<<<<
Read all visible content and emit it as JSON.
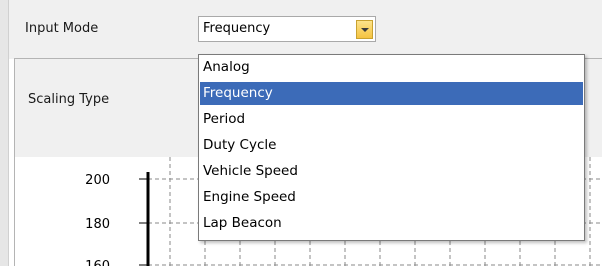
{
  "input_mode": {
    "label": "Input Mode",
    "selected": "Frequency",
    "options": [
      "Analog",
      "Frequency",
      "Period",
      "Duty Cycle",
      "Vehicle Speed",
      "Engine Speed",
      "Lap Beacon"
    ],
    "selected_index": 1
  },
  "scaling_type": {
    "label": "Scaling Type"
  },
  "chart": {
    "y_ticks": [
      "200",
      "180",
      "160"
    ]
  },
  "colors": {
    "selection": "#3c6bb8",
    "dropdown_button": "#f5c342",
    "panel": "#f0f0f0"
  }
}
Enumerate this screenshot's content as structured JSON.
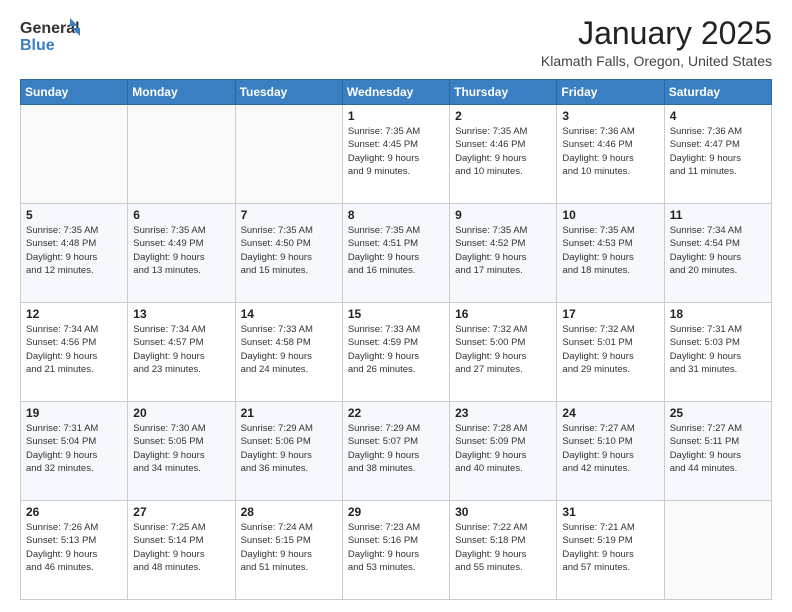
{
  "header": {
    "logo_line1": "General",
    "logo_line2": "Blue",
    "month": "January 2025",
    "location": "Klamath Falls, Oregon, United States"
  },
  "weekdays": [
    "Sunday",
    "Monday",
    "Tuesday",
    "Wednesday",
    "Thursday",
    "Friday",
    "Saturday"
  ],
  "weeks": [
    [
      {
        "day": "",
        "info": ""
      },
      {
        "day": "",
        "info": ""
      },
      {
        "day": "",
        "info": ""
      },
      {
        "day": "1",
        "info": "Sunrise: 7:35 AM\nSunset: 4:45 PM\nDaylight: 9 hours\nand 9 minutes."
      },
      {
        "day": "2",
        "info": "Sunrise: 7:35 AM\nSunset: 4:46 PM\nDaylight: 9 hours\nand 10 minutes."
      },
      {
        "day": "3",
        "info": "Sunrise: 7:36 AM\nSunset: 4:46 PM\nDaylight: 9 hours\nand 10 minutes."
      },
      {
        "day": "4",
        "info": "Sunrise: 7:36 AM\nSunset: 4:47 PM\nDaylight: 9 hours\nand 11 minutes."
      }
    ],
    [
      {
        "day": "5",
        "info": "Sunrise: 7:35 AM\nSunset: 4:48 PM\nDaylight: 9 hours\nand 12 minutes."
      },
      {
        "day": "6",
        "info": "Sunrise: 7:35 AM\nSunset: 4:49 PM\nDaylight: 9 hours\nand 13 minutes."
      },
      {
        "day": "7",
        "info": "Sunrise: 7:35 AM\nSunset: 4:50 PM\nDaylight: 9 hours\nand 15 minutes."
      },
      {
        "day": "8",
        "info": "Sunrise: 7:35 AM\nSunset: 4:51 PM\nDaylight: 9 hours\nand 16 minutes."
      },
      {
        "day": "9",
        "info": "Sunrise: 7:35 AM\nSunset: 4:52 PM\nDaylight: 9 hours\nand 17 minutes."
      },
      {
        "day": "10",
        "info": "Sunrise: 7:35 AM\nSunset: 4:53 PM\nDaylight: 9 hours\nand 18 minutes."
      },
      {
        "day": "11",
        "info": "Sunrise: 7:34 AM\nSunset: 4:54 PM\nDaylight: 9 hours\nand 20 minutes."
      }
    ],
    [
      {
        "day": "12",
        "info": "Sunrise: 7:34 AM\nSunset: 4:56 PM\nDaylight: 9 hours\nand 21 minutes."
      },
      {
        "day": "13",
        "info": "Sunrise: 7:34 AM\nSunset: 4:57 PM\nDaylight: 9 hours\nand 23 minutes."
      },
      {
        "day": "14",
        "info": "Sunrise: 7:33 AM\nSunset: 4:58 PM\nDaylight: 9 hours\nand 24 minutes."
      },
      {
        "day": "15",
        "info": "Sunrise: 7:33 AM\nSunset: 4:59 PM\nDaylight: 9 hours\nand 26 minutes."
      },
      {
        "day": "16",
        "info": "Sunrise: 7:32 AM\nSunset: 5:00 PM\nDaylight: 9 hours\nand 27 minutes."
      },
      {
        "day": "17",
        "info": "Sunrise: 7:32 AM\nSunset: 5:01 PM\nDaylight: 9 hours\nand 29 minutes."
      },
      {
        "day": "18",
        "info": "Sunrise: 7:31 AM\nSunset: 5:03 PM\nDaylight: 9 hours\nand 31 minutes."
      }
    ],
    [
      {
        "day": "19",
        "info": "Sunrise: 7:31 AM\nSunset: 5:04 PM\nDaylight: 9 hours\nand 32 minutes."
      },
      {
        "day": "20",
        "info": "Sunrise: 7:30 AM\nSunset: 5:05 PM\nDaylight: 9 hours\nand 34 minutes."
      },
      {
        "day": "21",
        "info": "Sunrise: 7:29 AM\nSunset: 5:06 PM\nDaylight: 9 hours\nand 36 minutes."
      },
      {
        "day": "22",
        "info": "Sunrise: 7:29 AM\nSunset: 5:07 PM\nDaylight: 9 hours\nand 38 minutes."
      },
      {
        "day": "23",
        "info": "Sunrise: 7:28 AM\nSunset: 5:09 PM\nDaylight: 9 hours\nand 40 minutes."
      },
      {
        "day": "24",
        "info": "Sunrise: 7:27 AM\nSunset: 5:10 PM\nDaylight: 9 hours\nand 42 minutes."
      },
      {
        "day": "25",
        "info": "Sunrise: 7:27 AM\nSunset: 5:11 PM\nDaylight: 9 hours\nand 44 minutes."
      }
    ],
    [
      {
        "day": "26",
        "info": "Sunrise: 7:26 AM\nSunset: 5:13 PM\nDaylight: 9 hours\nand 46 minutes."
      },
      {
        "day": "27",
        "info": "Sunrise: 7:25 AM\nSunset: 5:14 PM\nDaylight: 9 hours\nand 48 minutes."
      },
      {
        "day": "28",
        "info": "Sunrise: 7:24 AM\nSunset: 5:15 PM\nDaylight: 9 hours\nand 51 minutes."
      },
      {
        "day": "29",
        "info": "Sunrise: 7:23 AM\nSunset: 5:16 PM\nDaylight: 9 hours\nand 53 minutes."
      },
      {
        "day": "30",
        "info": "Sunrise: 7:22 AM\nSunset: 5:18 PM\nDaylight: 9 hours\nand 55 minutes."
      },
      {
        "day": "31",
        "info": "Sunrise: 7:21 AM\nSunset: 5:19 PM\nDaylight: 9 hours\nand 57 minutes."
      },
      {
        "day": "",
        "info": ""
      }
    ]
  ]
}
>>>>
- Exercise -
Search the data for "JSON". Copy every matching line.

- Worked solution -
Read all visible content and emit it as JSON.
Enumerate this screenshot's content as structured JSON.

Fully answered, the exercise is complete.